SET TASK:
In this exercise, copy exactly the lines from the one that contains "Read out every word on this page." through the end of the entries below; pictures are not copied.

INPUT MATERIAL:
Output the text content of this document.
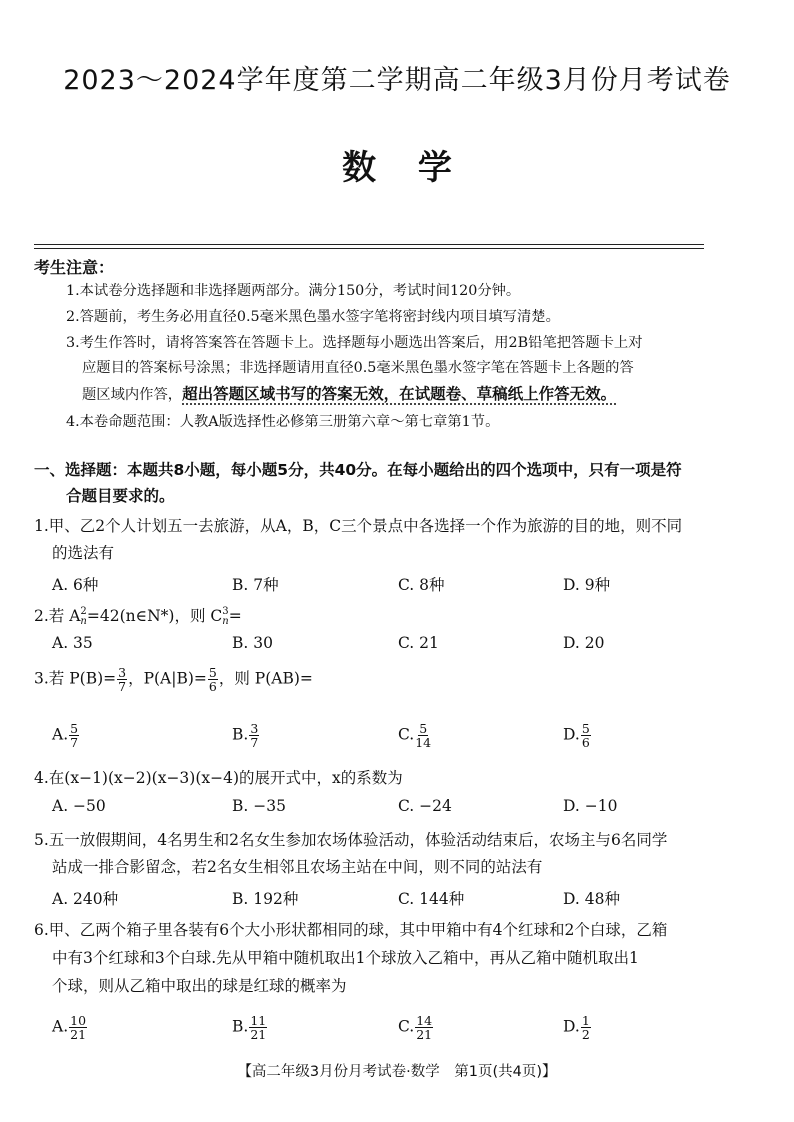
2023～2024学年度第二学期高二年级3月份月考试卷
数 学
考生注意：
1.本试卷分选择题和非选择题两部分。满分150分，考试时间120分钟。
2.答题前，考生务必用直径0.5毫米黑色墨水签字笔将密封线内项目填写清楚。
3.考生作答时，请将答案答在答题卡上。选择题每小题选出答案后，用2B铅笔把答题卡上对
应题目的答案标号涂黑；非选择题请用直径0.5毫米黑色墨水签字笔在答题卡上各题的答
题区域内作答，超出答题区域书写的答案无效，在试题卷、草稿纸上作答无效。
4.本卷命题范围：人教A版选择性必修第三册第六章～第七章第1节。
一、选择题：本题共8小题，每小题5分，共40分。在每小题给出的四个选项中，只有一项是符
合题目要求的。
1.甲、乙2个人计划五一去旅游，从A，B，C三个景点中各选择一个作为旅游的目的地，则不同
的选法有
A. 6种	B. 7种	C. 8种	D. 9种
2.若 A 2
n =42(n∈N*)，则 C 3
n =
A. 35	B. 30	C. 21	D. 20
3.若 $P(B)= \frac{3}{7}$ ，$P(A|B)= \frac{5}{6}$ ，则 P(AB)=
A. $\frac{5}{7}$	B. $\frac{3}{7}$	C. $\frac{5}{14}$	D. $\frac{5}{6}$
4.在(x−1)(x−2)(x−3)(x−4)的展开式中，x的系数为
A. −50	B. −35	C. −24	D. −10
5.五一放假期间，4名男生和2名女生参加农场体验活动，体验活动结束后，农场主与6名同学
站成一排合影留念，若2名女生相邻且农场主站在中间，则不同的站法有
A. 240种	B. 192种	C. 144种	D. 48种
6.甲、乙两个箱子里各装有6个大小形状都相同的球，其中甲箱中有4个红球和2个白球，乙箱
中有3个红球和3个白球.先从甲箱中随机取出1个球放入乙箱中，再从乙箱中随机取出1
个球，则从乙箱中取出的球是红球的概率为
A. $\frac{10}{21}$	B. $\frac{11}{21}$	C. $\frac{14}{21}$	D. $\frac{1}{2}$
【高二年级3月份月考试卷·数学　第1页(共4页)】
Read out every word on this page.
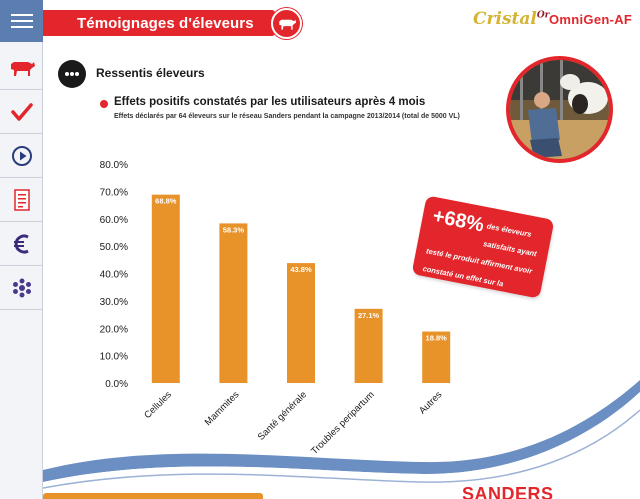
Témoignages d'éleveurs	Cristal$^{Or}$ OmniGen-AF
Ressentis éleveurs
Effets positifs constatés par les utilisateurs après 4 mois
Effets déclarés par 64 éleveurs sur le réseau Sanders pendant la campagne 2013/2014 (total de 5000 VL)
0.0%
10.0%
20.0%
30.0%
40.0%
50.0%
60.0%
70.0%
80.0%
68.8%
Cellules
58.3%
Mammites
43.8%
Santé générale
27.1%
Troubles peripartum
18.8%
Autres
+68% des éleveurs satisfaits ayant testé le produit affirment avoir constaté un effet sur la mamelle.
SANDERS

EXERCISE RESULT:
Read out every word on this page.
Témoignages d'éleveurs	Cristal$^{Or}$ OmniGen-AF
Ressentis éleveurs
Effets positifs constatés par les utilisateurs après 4 mois
Effets déclarés par 64 éleveurs sur le réseau Sanders pendant la campagne 2013/2014 (total de 5000 VL)
0.0%
10.0%
20.0%
30.0%
40.0%
50.0%
60.0%
70.0%
80.0%
68.8%
Cellules
58.3%
Mammites
43.8%
Santé générale
27.1%
Troubles peripartum
18.8%
Autres
+68% des éleveurs satisfaits ayant testé le produit affirment avoir constaté un effet sur la mamelle.
SANDERS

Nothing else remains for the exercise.